**LISTED ENTRIES**
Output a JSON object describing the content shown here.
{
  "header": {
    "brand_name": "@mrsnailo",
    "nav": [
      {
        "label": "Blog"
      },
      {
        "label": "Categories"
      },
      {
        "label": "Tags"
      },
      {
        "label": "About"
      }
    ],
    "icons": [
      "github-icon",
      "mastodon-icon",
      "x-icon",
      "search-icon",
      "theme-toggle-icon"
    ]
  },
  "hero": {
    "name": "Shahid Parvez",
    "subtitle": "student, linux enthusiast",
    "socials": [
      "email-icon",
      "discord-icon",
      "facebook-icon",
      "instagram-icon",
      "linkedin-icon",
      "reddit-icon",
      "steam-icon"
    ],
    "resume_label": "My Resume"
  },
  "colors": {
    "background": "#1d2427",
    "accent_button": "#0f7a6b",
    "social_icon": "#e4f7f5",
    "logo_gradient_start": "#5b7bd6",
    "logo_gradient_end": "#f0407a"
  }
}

---

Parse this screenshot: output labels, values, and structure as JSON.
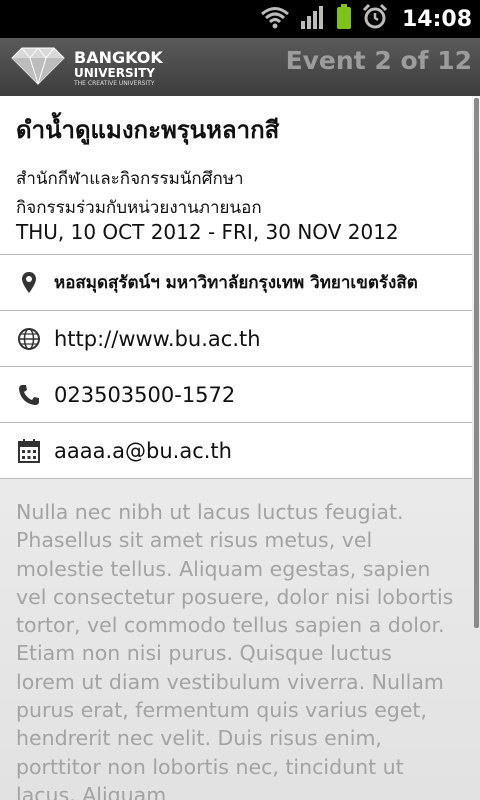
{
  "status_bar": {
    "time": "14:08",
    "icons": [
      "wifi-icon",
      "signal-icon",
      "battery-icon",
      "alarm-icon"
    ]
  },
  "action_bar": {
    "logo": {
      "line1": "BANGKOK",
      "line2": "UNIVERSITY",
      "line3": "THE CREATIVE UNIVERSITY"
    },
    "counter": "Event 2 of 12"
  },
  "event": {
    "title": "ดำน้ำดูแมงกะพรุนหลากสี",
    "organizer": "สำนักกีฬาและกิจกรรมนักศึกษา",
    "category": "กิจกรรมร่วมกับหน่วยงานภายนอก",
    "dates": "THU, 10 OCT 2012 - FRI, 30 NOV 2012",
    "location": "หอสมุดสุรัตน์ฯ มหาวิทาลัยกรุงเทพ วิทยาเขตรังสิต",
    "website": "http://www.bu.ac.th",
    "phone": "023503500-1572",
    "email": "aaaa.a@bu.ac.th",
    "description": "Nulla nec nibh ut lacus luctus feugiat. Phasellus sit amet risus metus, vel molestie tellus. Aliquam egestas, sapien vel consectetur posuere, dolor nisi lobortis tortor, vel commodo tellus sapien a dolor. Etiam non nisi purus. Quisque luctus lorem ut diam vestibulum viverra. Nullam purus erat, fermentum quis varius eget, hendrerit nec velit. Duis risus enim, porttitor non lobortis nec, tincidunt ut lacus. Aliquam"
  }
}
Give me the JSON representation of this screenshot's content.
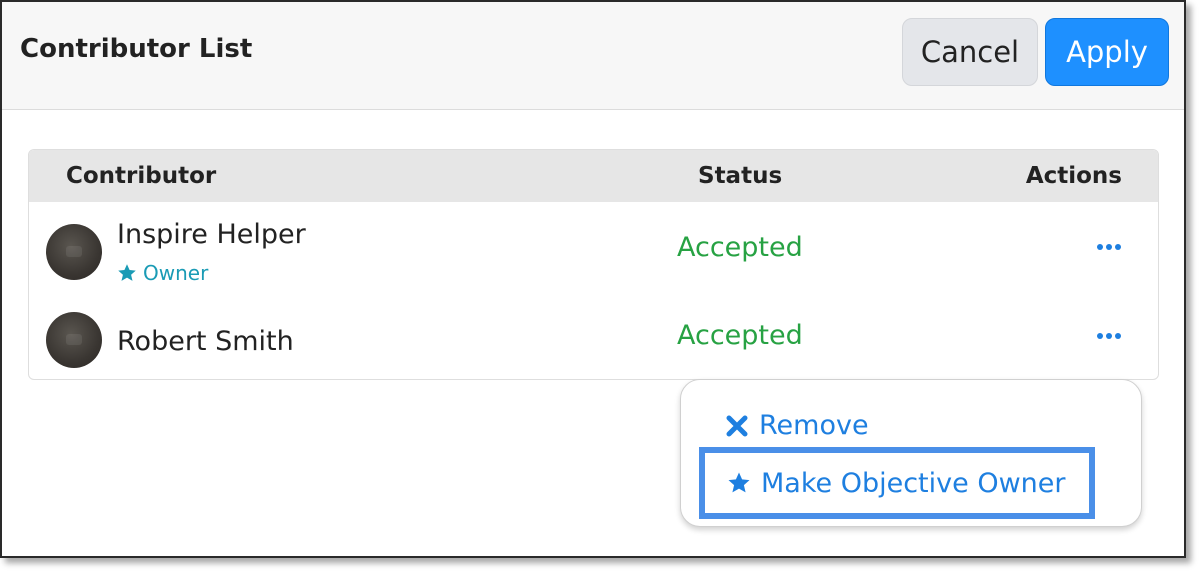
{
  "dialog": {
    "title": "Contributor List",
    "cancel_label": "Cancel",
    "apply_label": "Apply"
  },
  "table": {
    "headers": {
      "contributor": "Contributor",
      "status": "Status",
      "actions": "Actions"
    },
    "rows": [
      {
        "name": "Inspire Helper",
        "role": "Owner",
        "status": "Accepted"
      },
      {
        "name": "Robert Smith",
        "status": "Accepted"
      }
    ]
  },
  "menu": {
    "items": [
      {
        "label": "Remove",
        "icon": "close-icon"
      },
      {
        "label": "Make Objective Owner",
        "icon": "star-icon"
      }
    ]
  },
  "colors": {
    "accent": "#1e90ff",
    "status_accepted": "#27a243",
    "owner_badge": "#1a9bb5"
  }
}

**GIVEN EXERCISE**
Examine the data above and state how many of its lines contain the word "screenshot", with no further remarks.

**TASK OUTPUT**
2